### [Exercise requirements]
Identify every line in the entries that contains the word "Like" and copy each one. Case counts.

A block of data:
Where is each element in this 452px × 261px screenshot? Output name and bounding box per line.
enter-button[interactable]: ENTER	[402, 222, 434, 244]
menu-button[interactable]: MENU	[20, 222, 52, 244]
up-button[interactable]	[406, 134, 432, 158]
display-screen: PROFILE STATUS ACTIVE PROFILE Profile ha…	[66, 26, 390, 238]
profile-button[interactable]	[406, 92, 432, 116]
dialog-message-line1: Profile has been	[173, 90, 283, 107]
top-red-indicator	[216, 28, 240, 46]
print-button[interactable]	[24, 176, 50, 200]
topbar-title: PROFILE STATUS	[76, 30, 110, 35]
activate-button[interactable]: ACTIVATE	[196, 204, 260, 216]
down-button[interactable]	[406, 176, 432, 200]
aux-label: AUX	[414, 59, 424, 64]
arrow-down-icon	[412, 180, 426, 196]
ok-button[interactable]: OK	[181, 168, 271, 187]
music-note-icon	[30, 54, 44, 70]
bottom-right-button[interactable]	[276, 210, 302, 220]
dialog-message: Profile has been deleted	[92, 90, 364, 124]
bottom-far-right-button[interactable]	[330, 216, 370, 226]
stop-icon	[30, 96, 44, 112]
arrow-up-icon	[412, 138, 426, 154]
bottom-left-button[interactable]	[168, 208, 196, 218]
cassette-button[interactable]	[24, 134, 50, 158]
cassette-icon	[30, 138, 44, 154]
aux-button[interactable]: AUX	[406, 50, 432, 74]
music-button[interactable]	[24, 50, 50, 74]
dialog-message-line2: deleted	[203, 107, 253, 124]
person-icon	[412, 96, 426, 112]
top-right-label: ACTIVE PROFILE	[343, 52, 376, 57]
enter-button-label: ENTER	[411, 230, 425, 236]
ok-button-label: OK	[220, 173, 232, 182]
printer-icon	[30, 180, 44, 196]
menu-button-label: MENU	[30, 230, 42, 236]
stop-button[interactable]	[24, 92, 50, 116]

--

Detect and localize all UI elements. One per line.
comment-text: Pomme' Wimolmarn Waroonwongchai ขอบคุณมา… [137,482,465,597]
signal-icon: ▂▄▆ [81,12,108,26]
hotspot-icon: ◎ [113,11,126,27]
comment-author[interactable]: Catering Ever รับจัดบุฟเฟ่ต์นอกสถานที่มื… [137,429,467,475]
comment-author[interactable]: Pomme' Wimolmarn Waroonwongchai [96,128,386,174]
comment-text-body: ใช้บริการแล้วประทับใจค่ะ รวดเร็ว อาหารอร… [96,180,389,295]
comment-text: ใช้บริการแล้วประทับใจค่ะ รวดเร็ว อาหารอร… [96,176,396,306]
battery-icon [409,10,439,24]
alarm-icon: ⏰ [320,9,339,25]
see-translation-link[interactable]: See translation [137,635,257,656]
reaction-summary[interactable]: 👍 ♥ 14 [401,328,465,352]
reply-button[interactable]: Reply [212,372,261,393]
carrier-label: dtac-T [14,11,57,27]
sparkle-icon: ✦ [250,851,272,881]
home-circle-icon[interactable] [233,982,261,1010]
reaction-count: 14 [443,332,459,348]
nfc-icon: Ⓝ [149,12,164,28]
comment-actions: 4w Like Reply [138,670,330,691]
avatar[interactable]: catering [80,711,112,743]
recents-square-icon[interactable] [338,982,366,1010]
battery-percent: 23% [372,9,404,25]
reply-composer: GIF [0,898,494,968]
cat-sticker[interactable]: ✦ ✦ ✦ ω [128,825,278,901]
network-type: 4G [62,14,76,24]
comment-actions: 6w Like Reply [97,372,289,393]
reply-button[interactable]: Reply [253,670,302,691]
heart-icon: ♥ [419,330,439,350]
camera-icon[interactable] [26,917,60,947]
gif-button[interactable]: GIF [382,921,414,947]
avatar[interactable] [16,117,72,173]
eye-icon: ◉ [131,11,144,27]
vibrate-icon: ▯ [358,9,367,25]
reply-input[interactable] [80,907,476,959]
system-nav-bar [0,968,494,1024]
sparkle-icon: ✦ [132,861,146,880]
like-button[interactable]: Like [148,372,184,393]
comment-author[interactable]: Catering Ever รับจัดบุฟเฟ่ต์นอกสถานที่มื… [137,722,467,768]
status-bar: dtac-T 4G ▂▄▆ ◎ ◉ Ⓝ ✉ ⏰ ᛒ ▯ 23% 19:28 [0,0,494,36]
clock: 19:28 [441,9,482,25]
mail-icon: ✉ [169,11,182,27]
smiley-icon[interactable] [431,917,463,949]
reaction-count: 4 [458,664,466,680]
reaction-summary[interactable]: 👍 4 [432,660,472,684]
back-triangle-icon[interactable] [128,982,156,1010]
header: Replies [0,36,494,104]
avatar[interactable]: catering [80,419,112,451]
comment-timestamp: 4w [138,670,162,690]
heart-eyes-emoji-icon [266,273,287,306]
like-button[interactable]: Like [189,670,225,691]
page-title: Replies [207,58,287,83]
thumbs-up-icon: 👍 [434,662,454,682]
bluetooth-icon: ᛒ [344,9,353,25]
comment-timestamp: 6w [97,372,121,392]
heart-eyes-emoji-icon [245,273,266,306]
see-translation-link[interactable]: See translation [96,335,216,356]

### [Expected answer]
comment-actions: 4w Like Reply [138,670,330,691]
comment-actions: 6w Like Reply [97,372,289,393]
like-button[interactable]: Like [148,372,184,393]
like-button[interactable]: Like [189,670,225,691]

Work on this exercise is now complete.